Instruction
Show every line containing "structure" by copying it.

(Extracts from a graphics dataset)
----------
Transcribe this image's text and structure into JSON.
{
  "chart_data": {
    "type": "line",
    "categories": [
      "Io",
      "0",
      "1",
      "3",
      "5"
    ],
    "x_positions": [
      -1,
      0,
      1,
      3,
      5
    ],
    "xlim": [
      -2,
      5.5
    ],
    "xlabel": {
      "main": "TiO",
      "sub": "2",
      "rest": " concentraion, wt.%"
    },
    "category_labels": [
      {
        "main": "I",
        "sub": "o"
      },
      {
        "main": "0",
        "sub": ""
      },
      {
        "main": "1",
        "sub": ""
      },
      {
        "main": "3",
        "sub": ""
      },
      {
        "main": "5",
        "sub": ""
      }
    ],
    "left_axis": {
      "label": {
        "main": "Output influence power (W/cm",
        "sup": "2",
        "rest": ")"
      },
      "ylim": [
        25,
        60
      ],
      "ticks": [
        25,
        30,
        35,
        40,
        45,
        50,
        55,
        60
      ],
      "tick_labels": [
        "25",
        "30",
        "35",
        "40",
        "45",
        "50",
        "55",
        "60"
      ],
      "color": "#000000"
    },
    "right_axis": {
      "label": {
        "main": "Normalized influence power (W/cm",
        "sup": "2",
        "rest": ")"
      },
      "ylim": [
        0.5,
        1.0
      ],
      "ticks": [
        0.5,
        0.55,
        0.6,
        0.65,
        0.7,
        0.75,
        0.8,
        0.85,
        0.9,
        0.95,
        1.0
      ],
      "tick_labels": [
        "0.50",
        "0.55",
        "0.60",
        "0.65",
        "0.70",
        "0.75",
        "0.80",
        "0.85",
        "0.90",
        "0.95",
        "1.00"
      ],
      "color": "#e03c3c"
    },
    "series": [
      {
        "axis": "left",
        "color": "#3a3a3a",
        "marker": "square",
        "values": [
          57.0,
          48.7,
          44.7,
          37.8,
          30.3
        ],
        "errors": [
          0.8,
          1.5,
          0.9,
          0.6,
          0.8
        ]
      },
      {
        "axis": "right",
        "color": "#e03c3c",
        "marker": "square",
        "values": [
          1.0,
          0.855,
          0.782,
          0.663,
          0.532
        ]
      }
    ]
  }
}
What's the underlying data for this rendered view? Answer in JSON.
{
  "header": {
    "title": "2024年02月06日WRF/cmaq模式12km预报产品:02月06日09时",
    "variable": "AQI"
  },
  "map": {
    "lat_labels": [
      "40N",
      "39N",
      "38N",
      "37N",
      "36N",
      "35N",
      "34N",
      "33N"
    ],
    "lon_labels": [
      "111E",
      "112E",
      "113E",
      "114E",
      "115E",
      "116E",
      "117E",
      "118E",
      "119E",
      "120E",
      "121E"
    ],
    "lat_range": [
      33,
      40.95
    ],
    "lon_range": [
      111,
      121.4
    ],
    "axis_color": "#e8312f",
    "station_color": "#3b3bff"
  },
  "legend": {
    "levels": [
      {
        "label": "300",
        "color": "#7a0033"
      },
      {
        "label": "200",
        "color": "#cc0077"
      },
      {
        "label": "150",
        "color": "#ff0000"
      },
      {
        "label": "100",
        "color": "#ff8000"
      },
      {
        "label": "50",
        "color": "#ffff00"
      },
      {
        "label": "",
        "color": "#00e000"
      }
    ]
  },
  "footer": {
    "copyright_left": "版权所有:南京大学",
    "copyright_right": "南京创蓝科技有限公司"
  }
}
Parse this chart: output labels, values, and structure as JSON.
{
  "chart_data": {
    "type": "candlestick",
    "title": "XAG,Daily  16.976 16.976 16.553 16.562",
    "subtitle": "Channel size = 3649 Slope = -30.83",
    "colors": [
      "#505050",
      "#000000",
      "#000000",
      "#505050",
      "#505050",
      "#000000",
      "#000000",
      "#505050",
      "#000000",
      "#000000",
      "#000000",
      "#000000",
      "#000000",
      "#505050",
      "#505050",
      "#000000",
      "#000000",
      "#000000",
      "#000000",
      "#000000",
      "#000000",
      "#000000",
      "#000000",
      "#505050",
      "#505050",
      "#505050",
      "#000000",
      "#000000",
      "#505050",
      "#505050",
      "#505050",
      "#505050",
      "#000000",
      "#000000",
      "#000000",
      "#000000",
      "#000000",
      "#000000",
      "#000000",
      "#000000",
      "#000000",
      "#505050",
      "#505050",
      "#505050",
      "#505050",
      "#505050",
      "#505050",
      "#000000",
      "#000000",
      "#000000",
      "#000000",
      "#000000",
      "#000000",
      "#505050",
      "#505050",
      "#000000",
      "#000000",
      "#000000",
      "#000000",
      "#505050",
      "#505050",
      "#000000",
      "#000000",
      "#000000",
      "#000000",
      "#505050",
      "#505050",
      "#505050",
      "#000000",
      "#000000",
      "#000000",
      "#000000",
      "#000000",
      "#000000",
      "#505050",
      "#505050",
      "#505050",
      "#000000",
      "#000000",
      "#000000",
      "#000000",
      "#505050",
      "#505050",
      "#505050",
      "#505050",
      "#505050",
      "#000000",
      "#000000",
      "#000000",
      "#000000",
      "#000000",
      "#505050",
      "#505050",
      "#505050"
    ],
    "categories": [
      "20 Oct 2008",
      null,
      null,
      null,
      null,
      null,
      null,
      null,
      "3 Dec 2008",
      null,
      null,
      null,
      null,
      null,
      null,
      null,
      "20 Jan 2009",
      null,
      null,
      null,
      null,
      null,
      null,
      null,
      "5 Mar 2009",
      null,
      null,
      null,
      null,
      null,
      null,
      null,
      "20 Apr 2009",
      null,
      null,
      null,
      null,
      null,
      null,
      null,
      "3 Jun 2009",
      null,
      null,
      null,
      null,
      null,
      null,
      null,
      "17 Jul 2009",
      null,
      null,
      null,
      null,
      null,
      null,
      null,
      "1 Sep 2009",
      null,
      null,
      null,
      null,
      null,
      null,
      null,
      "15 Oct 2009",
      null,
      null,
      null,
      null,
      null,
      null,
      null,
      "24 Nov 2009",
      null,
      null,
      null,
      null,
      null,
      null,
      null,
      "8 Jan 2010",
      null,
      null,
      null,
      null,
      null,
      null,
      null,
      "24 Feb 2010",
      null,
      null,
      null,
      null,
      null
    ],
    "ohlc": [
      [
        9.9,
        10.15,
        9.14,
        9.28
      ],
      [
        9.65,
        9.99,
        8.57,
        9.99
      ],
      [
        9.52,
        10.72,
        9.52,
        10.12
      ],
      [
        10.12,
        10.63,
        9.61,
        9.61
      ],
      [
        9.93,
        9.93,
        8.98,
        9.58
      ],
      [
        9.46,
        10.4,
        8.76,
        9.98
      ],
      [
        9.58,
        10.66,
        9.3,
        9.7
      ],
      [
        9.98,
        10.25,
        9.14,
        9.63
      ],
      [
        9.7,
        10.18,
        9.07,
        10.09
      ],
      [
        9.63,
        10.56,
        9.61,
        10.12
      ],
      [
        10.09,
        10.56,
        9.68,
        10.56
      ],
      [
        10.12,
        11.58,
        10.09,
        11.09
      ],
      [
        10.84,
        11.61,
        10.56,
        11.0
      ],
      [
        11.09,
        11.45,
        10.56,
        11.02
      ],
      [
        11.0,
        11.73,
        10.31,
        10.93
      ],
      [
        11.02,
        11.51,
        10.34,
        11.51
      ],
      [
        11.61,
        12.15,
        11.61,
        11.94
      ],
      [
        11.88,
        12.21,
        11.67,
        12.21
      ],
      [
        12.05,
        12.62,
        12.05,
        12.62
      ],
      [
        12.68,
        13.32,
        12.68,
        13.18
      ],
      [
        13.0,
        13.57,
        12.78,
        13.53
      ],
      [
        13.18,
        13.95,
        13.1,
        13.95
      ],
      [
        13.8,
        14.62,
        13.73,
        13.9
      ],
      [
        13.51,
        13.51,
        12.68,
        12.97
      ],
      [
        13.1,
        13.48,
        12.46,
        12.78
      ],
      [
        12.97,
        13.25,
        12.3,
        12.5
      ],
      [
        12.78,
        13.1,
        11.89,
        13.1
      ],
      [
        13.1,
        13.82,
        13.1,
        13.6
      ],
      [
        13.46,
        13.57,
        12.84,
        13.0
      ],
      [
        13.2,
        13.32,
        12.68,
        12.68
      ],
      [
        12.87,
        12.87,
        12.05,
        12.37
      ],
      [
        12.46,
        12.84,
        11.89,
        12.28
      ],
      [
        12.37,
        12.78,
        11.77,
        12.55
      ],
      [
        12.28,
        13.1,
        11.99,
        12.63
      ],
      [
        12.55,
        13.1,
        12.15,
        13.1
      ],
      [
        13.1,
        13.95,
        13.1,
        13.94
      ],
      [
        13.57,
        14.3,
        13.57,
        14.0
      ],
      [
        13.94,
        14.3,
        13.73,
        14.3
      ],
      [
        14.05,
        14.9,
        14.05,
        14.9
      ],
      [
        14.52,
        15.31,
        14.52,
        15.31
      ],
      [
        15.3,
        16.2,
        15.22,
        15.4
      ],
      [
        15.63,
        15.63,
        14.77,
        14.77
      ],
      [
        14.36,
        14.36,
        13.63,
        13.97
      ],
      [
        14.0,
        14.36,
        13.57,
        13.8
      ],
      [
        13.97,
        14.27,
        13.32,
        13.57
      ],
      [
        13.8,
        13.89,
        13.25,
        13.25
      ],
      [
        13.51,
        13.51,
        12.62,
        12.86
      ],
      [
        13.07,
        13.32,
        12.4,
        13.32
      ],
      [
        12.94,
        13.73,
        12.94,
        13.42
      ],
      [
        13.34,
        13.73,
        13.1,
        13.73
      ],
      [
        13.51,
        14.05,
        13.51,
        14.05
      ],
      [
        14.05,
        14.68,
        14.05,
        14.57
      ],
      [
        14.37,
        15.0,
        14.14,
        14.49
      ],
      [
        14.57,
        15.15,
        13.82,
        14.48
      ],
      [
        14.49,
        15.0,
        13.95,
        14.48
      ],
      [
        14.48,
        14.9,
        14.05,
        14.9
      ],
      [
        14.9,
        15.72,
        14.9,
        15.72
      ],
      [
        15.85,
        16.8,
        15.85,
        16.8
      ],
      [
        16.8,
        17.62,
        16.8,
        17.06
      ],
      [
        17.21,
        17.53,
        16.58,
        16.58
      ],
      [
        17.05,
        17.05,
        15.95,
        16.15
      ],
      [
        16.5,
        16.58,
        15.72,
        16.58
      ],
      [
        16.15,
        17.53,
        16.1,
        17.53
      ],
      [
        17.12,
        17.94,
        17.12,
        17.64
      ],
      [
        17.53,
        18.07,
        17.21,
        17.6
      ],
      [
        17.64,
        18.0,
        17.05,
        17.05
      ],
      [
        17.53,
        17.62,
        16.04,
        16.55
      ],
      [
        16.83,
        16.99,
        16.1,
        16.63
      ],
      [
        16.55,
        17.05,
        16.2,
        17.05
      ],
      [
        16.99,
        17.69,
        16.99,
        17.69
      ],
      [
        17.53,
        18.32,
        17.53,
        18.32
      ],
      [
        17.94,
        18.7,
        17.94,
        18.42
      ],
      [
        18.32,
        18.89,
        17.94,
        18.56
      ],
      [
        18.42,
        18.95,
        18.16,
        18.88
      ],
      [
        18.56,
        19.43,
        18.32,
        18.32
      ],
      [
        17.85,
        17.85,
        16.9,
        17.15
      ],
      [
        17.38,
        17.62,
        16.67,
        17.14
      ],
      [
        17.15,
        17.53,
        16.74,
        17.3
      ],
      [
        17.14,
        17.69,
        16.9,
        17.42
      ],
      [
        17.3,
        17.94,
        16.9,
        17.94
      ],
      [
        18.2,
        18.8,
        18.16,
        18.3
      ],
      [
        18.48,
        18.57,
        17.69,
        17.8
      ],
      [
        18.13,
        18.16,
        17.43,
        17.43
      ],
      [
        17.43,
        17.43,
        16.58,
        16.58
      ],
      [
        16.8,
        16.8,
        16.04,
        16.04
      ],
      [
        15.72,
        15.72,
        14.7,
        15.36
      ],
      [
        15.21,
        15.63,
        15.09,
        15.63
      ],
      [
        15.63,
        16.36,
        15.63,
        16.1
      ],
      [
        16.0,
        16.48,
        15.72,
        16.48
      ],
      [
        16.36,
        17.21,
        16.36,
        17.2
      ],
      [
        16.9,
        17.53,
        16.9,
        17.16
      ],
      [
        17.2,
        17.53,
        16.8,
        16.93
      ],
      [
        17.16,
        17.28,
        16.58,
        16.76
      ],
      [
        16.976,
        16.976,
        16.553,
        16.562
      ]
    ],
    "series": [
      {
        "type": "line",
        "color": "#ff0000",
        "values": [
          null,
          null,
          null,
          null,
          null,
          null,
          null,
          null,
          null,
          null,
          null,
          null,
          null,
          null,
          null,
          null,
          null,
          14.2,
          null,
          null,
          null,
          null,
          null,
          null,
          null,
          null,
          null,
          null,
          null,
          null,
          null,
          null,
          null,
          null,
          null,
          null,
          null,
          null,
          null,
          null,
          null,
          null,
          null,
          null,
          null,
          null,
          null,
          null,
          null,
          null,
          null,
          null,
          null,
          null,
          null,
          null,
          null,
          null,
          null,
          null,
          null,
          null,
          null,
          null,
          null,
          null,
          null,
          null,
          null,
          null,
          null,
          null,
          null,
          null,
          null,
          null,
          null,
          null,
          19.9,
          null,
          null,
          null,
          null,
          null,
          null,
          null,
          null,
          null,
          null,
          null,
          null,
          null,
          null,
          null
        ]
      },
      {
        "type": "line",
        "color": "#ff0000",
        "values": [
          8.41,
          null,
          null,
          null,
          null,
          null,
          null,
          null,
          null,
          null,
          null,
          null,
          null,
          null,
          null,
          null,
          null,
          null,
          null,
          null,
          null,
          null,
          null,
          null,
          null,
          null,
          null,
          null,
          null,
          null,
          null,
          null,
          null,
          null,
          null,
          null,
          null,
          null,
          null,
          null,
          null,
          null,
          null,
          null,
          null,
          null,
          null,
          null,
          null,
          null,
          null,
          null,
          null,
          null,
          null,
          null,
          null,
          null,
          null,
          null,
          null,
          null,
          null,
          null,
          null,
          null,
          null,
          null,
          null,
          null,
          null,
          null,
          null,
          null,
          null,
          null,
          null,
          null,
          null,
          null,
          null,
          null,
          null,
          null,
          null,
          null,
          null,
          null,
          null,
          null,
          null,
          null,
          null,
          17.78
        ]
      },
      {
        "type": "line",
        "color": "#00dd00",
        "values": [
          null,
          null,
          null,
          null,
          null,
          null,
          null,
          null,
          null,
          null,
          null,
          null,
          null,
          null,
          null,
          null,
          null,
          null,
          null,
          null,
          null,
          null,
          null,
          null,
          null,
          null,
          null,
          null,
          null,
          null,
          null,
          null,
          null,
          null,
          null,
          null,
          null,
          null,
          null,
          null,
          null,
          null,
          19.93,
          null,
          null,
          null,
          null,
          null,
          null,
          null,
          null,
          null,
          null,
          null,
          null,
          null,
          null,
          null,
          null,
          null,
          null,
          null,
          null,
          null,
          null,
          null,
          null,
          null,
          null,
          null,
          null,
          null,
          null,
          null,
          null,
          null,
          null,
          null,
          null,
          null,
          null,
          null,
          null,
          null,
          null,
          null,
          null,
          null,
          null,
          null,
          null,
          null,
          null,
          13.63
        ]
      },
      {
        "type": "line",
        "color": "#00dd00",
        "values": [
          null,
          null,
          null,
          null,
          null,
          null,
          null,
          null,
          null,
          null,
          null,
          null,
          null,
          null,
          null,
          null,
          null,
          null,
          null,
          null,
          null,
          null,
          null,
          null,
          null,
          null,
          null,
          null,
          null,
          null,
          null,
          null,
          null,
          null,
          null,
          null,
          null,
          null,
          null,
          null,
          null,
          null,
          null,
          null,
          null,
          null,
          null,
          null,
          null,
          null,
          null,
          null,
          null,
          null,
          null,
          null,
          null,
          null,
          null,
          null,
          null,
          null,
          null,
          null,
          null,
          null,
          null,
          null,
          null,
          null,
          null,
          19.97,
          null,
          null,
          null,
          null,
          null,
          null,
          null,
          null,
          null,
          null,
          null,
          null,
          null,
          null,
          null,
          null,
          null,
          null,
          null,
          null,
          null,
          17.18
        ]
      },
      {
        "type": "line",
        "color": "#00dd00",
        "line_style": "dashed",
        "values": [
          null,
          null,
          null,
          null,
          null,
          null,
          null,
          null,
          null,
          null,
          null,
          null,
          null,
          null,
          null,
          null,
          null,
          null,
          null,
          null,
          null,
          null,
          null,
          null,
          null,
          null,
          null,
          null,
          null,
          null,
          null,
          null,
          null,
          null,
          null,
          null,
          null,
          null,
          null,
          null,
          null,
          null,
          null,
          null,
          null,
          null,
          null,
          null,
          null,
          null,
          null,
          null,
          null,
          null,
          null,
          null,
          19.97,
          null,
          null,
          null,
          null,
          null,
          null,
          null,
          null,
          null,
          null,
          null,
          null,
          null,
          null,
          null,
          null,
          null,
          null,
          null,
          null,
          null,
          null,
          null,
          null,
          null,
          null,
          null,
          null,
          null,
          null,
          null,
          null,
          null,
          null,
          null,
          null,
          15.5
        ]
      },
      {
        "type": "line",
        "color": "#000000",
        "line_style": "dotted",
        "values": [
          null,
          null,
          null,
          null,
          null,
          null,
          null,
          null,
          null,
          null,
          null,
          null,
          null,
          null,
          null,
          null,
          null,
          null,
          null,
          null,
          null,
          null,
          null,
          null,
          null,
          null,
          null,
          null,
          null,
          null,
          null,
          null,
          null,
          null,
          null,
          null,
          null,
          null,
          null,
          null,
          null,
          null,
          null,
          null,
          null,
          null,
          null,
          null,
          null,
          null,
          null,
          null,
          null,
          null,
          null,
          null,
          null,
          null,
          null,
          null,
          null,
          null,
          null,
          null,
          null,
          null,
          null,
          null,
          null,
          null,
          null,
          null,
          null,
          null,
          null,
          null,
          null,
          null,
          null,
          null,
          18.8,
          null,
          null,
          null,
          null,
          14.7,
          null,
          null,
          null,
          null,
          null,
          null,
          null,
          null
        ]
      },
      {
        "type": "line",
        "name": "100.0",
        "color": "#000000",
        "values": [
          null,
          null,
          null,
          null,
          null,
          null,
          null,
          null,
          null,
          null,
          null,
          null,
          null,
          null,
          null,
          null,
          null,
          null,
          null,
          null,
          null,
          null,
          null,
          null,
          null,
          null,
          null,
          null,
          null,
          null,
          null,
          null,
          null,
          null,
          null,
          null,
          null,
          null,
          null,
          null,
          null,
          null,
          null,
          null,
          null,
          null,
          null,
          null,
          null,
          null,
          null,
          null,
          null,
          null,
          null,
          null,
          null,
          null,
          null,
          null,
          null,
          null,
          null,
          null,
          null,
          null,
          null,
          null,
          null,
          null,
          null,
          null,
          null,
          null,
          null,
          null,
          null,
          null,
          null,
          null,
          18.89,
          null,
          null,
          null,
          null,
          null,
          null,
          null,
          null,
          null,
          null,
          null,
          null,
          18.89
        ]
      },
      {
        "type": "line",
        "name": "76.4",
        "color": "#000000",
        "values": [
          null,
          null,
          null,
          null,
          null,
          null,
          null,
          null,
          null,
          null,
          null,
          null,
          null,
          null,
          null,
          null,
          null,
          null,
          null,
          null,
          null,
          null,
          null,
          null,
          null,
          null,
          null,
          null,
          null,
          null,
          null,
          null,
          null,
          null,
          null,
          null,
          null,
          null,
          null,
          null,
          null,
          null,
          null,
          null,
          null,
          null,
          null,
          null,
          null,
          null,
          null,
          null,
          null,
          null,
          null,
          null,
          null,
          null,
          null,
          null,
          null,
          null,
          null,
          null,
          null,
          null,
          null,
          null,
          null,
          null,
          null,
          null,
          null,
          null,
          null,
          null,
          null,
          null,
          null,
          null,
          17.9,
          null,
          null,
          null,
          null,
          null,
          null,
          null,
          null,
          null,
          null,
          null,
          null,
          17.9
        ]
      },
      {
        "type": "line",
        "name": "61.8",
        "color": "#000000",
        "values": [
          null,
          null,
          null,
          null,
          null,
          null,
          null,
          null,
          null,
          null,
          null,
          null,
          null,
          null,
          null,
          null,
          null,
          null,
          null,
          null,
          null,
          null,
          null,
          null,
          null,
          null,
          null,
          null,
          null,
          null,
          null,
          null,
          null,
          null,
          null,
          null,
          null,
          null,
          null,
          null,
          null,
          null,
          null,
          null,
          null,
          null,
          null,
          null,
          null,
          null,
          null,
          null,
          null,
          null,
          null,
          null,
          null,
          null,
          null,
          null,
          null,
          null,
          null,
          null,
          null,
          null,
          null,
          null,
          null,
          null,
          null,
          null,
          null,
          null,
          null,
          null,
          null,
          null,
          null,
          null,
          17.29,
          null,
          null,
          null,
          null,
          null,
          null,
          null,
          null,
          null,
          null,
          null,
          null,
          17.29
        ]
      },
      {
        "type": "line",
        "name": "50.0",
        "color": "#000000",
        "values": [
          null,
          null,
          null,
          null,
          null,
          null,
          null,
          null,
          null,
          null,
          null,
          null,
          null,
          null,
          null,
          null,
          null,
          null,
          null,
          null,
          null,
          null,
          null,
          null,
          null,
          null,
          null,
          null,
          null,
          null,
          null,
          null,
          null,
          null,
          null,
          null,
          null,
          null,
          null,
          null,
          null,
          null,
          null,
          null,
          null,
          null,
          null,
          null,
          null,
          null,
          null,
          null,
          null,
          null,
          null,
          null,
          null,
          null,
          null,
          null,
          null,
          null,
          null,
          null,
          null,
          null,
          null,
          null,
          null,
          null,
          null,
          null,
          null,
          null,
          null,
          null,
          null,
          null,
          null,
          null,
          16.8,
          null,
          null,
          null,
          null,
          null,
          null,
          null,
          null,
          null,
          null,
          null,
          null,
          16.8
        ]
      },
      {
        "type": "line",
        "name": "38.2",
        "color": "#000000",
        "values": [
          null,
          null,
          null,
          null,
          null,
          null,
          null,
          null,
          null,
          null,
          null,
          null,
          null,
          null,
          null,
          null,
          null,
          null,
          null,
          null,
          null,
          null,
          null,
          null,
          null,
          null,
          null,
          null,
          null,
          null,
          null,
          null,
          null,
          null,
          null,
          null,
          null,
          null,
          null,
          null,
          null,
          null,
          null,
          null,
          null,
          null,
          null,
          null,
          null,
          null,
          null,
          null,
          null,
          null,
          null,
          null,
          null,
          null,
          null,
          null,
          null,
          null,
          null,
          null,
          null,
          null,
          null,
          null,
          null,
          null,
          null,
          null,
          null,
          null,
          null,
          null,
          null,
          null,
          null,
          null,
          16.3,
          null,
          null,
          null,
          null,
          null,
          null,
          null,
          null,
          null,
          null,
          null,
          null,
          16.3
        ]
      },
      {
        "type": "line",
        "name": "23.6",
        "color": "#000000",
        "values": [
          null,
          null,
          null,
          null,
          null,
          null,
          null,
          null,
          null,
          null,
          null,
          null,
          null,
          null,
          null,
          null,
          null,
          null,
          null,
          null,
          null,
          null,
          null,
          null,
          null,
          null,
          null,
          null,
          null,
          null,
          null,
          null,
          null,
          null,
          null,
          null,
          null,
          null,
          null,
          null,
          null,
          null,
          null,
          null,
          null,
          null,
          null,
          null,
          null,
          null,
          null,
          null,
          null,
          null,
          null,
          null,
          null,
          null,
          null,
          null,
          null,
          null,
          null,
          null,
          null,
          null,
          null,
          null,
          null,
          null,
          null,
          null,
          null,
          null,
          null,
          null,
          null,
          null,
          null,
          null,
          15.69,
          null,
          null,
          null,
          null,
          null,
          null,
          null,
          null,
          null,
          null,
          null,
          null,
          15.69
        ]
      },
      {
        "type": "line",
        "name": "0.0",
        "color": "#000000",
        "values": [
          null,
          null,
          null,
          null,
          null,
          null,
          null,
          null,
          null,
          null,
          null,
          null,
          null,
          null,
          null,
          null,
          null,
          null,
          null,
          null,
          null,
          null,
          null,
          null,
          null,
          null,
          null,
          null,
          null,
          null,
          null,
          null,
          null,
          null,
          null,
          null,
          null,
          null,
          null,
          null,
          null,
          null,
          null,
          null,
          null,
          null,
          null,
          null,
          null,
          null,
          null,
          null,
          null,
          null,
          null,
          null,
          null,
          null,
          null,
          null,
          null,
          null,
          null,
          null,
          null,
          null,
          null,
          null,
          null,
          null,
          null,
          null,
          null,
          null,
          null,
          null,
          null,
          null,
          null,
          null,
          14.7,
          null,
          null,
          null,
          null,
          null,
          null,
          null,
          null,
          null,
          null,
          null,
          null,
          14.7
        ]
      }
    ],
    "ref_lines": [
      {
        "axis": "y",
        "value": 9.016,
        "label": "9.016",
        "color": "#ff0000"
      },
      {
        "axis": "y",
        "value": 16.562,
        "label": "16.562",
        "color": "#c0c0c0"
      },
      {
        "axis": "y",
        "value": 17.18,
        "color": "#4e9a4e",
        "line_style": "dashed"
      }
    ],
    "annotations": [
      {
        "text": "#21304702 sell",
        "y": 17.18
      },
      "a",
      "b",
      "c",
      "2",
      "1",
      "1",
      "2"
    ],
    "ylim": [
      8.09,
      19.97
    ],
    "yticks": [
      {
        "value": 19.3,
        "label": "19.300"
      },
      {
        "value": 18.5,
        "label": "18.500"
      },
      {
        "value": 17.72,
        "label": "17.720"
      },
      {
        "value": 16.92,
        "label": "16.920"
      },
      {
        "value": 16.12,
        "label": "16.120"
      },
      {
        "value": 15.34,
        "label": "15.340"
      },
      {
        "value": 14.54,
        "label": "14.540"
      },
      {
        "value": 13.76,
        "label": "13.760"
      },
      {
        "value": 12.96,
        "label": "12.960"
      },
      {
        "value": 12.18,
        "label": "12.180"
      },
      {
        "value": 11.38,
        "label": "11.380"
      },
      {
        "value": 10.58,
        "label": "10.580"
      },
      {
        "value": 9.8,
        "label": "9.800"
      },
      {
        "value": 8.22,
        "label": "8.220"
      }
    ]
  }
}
----------
Output below
Transcribe this image's text and structure into JSON.
Parse this chart: output labels, values, and structure as JSON.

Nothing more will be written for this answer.